SET TASK:
Write out the entries below once more, exactly, with the pictures left out.

(begin)

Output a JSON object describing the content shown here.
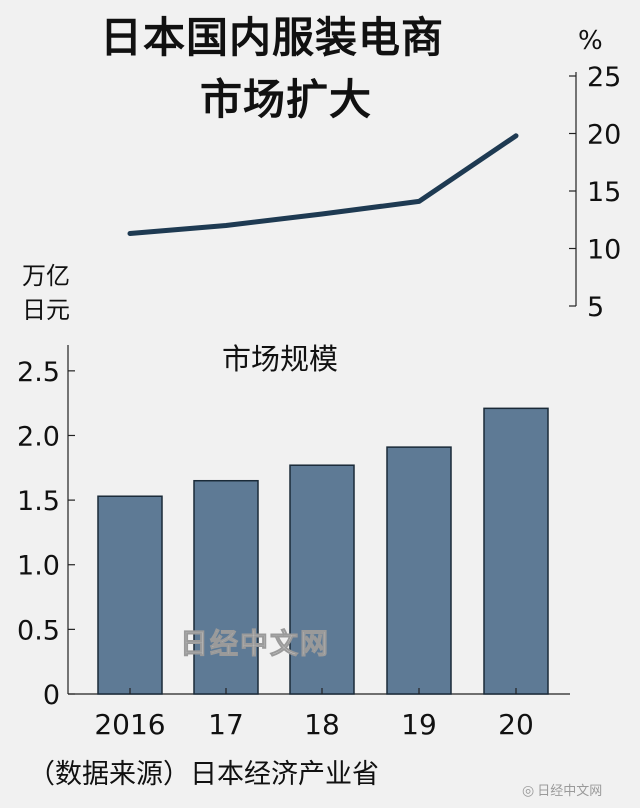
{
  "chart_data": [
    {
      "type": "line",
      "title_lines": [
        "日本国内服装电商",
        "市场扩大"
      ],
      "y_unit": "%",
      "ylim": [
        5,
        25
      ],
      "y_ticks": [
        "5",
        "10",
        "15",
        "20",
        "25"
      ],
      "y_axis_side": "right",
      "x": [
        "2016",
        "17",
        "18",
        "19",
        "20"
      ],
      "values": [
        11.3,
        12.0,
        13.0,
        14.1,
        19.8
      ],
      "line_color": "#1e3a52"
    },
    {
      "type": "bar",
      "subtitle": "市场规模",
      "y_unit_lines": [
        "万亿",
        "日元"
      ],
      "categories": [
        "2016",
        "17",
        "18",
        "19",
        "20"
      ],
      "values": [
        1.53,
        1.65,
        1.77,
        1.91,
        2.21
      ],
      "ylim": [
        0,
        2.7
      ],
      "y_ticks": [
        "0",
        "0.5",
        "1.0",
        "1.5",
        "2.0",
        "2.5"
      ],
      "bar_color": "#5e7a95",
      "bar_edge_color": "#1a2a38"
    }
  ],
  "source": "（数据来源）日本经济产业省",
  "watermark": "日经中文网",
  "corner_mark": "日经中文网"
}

(end)

ANSWER TO THIS EXERCISE:
Output a JSON object describing the content shown here.
{
  "chart_data": [
    {
      "type": "line",
      "title_lines": [
        "日本国内服装电商",
        "市场扩大"
      ],
      "y_unit": "%",
      "ylim": [
        5,
        25
      ],
      "y_ticks": [
        "5",
        "10",
        "15",
        "20",
        "25"
      ],
      "y_axis_side": "right",
      "x": [
        "2016",
        "17",
        "18",
        "19",
        "20"
      ],
      "values": [
        11.3,
        12.0,
        13.0,
        14.1,
        19.8
      ],
      "line_color": "#1e3a52"
    },
    {
      "type": "bar",
      "subtitle": "市场规模",
      "y_unit_lines": [
        "万亿",
        "日元"
      ],
      "categories": [
        "2016",
        "17",
        "18",
        "19",
        "20"
      ],
      "values": [
        1.53,
        1.65,
        1.77,
        1.91,
        2.21
      ],
      "ylim": [
        0,
        2.7
      ],
      "y_ticks": [
        "0",
        "0.5",
        "1.0",
        "1.5",
        "2.0",
        "2.5"
      ],
      "bar_color": "#5e7a95",
      "bar_edge_color": "#1a2a38"
    }
  ],
  "source": "（数据来源）日本经济产业省",
  "watermark": "日经中文网",
  "corner_mark": "日经中文网"
}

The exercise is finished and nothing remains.